Below are some records; reproduce every one of them exactly.
********
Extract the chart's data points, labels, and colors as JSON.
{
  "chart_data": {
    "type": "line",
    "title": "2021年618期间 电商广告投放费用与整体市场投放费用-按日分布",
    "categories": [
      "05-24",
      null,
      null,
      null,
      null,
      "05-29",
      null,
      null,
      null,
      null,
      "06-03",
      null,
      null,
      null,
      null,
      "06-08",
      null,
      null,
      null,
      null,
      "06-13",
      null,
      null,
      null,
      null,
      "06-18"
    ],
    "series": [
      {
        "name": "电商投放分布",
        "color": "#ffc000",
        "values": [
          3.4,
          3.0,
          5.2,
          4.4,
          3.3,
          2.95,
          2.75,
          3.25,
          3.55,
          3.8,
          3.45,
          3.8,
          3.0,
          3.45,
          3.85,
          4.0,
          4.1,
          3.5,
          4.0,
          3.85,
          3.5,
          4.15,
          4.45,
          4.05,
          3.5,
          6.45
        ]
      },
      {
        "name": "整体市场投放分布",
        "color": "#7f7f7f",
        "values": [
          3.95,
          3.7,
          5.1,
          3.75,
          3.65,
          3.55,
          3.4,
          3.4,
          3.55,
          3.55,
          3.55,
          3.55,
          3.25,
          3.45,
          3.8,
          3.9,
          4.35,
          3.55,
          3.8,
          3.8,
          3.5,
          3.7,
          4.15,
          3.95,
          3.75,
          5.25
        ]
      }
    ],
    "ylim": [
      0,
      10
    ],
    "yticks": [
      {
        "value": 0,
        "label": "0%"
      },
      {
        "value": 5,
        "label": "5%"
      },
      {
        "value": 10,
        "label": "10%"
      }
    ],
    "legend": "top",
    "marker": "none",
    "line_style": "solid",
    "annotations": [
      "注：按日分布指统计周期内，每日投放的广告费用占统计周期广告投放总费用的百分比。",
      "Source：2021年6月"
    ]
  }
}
********
-- Task result --
Extract the chart's data points, labels, and colors as JSON.
{
  "chart_data": {
    "type": "line",
    "title": "2021年618期间 电商广告投放费用与整体市场投放费用-按日分布",
    "categories": [
      "05-24",
      null,
      null,
      null,
      null,
      "05-29",
      null,
      null,
      null,
      null,
      "06-03",
      null,
      null,
      null,
      null,
      "06-08",
      null,
      null,
      null,
      null,
      "06-13",
      null,
      null,
      null,
      null,
      "06-18"
    ],
    "series": [
      {
        "name": "电商投放分布",
        "color": "#ffc000",
        "values": [
          3.4,
          3.0,
          5.2,
          4.4,
          3.3,
          2.95,
          2.75,
          3.25,
          3.55,
          3.8,
          3.45,
          3.8,
          3.0,
          3.45,
          3.85,
          4.0,
          4.1,
          3.5,
          4.0,
          3.85,
          3.5,
          4.15,
          4.45,
          4.05,
          3.5,
          6.45
        ]
      },
      {
        "name": "整体市场投放分布",
        "color": "#7f7f7f",
        "values": [
          3.95,
          3.7,
          5.1,
          3.75,
          3.65,
          3.55,
          3.4,
          3.4,
          3.55,
          3.55,
          3.55,
          3.55,
          3.25,
          3.45,
          3.8,
          3.9,
          4.35,
          3.55,
          3.8,
          3.8,
          3.5,
          3.7,
          4.15,
          3.95,
          3.75,
          5.25
        ]
      }
    ],
    "ylim": [
      0,
      10
    ],
    "yticks": [
      {
        "value": 0,
        "label": "0%"
      },
      {
        "value": 5,
        "label": "5%"
      },
      {
        "value": 10,
        "label": "10%"
      }
    ],
    "legend": "top",
    "marker": "none",
    "line_style": "solid",
    "annotations": [
      "注：按日分布指统计周期内，每日投放的广告费用占统计周期广告投放总费用的百分比。",
      "Source：2021年6月"
    ]
  }
}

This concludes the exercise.